_YOUR GOAL:_ Skip the images. Copy the records exactly as written.

========================

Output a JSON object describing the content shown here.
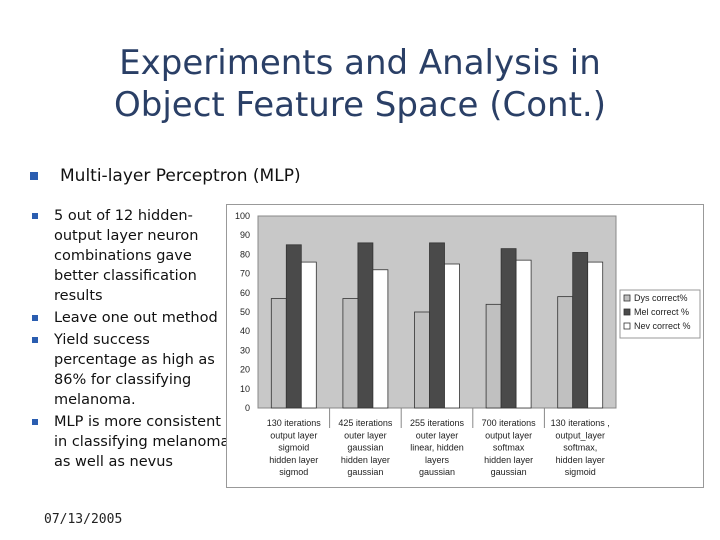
{
  "slide": {
    "title_line1": "Experiments and Analysis in",
    "title_line2": "Object Feature Space (Cont.)",
    "main_bullet": "Multi-layer Perceptron (MLP)",
    "bullets": [
      "5 out of 12 hidden-output layer neuron combinations gave better classification results",
      "Leave one out method",
      "Yield success percentage as high as 86% for classifying melanoma.",
      "MLP is more consistent in classifying melanoma as well as nevus"
    ],
    "date": "07/13/2005",
    "colors": {
      "title": "#2a3f66",
      "bullet": "#2a5db0"
    }
  },
  "chart_data": {
    "type": "bar",
    "categories": [
      [
        "130 iterations",
        "output layer",
        "sigmoid",
        "hidden layer",
        "sigmod"
      ],
      [
        "425 iterations",
        "outer layer",
        "gaussian",
        "hidden layer",
        "gaussian"
      ],
      [
        "255 iterations",
        "outer layer",
        "linear, hidden",
        "layers",
        "gaussian"
      ],
      [
        "700 iterations",
        "output layer",
        "softmax",
        "hidden layer",
        "gaussian"
      ],
      [
        "130 iterations ,",
        "output_layer",
        "softmax,",
        "hidden layer",
        "sigmoid"
      ]
    ],
    "series": [
      {
        "name": "Dys correct%",
        "values": [
          57,
          57,
          50,
          54,
          58
        ],
        "color": "#c0c0c0"
      },
      {
        "name": "Mel correct %",
        "values": [
          85,
          86,
          86,
          83,
          81
        ],
        "color": "#4a4a4a"
      },
      {
        "name": "Nev correct %",
        "values": [
          76,
          72,
          75,
          77,
          76
        ],
        "color": "#ffffff"
      }
    ],
    "yticks": [
      0,
      10,
      20,
      30,
      40,
      50,
      60,
      70,
      80,
      90,
      100
    ],
    "ylim": [
      0,
      100
    ],
    "grid": false,
    "legend": "right"
  }
}
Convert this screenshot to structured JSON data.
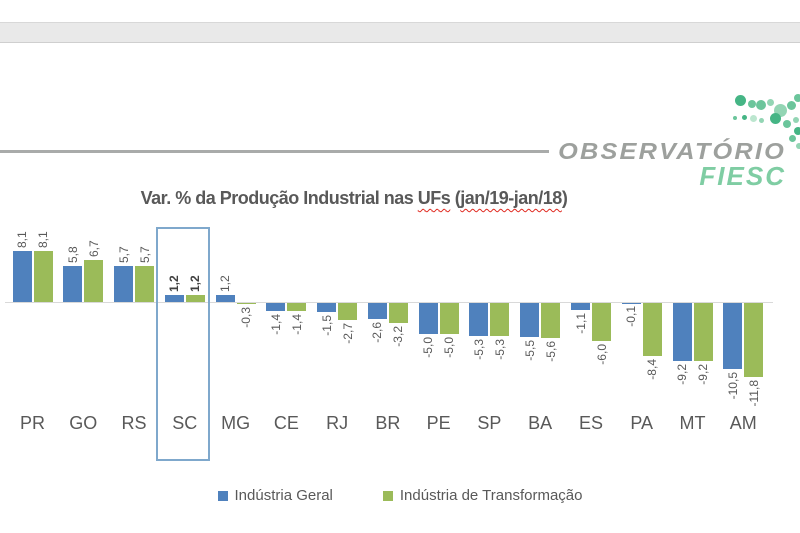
{
  "logo": {
    "brand": "OBSERVATÓRIO",
    "unit": "FIESC",
    "brand_color": "#9da09d",
    "unit_color": "#7fcda3",
    "dot_colors": [
      "#45b585",
      "#6bc59b",
      "#93d5b4",
      "#bce6cf"
    ]
  },
  "title": {
    "full": "Var. % da Produção Industrial nas UFs (jan/19-jan/18)",
    "prefix": "Var. % da Produção Industrial nas ",
    "spellcheck_word_1": "UFs",
    "mid": " (",
    "spellcheck_word_2": "jan/19-jan/18",
    "suffix": ")",
    "color": "#595959",
    "spellcheck_underline_color": "#e0281e"
  },
  "chart_data": {
    "type": "bar",
    "title": "Var. % da Produção Industrial nas UFs (jan/19-jan/18)",
    "categories": [
      "PR",
      "GO",
      "RS",
      "SC",
      "MG",
      "CE",
      "RJ",
      "BR",
      "PE",
      "SP",
      "BA",
      "ES",
      "PA",
      "MT",
      "AM"
    ],
    "series": [
      {
        "name": "Indústria Geral",
        "color": "#4f81bd",
        "values": [
          8.1,
          5.8,
          5.7,
          1.2,
          1.2,
          -1.4,
          -1.5,
          -2.6,
          -5.0,
          -5.3,
          -5.5,
          -1.1,
          -0.1,
          -9.2,
          -10.5
        ]
      },
      {
        "name": "Indústria de Transformação",
        "color": "#9bbb59",
        "values": [
          8.1,
          6.7,
          5.7,
          1.2,
          -0.3,
          -1.4,
          -2.7,
          -3.2,
          -5.0,
          -5.3,
          -5.6,
          -6.0,
          -8.4,
          -9.2,
          -11.8
        ]
      }
    ],
    "value_label_format": "comma_decimal_1dp",
    "highlighted_category": "SC",
    "highlight_border_color": "#7fa8cc",
    "axis_color": "#d9d9d9",
    "label_color": "#595959",
    "ylim": [
      -13,
      9
    ],
    "grid": false,
    "legend_position": "bottom"
  }
}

========================

_RESULT BELOW:_
Output a JSON object describing the content shown here.
{
  "slide": {
    "title_line1": "Experiments and Analysis in",
    "title_line2": "Object Feature Space (Cont.)",
    "main_bullet": "Multi-layer Perceptron (MLP)",
    "bullets": [
      "5 out of 12 hidden-output layer neuron combinations gave better classification results",
      "Leave one out method",
      "Yield success percentage as high as 86% for classifying melanoma.",
      "MLP is more consistent in classifying melanoma as well as nevus"
    ],
    "date": "07/13/2005",
    "colors": {
      "title": "#2a3f66",
      "bullet": "#2a5db0"
    }
  },
  "chart_data": {
    "type": "bar",
    "categories": [
      [
        "130 iterations",
        "output layer",
        "sigmoid",
        "hidden layer",
        "sigmod"
      ],
      [
        "425 iterations",
        "outer layer",
        "gaussian",
        "hidden layer",
        "gaussian"
      ],
      [
        "255 iterations",
        "outer layer",
        "linear, hidden",
        "layers",
        "gaussian"
      ],
      [
        "700 iterations",
        "output layer",
        "softmax",
        "hidden layer",
        "gaussian"
      ],
      [
        "130 iterations ,",
        "output_layer",
        "softmax,",
        "hidden layer",
        "sigmoid"
      ]
    ],
    "series": [
      {
        "name": "Dys correct%",
        "values": [
          57,
          57,
          50,
          54,
          58
        ],
        "color": "#c0c0c0"
      },
      {
        "name": "Mel correct %",
        "values": [
          85,
          86,
          86,
          83,
          81
        ],
        "color": "#4a4a4a"
      },
      {
        "name": "Nev correct %",
        "values": [
          76,
          72,
          75,
          77,
          76
        ],
        "color": "#ffffff"
      }
    ],
    "yticks": [
      0,
      10,
      20,
      30,
      40,
      50,
      60,
      70,
      80,
      90,
      100
    ],
    "ylim": [
      0,
      100
    ],
    "grid": false,
    "legend": "right"
  }
}
Convert this screenshot to structured JSON data.
{
  "logo": {
    "brand": "OBSERVATÓRIO",
    "unit": "FIESC",
    "brand_color": "#9da09d",
    "unit_color": "#7fcda3",
    "dot_colors": [
      "#45b585",
      "#6bc59b",
      "#93d5b4",
      "#bce6cf"
    ]
  },
  "title": {
    "full": "Var. % da Produção Industrial nas UFs (jan/19-jan/18)",
    "prefix": "Var. % da Produção Industrial nas ",
    "spellcheck_word_1": "UFs",
    "mid": " (",
    "spellcheck_word_2": "jan/19-jan/18",
    "suffix": ")",
    "color": "#595959",
    "spellcheck_underline_color": "#e0281e"
  },
  "chart_data": {
    "type": "bar",
    "title": "Var. % da Produção Industrial nas UFs (jan/19-jan/18)",
    "categories": [
      "PR",
      "GO",
      "RS",
      "SC",
      "MG",
      "CE",
      "RJ",
      "BR",
      "PE",
      "SP",
      "BA",
      "ES",
      "PA",
      "MT",
      "AM"
    ],
    "series": [
      {
        "name": "Indústria Geral",
        "color": "#4f81bd",
        "values": [
          8.1,
          5.8,
          5.7,
          1.2,
          1.2,
          -1.4,
          -1.5,
          -2.6,
          -5.0,
          -5.3,
          -5.5,
          -1.1,
          -0.1,
          -9.2,
          -10.5
        ]
      },
      {
        "name": "Indústria de Transformação",
        "color": "#9bbb59",
        "values": [
          8.1,
          6.7,
          5.7,
          1.2,
          -0.3,
          -1.4,
          -2.7,
          -3.2,
          -5.0,
          -5.3,
          -5.6,
          -6.0,
          -8.4,
          -9.2,
          -11.8
        ]
      }
    ],
    "value_label_format": "comma_decimal_1dp",
    "highlighted_category": "SC",
    "highlight_border_color": "#7fa8cc",
    "axis_color": "#d9d9d9",
    "label_color": "#595959",
    "ylim": [
      -13,
      9
    ],
    "grid": false,
    "legend_position": "bottom"
  }
}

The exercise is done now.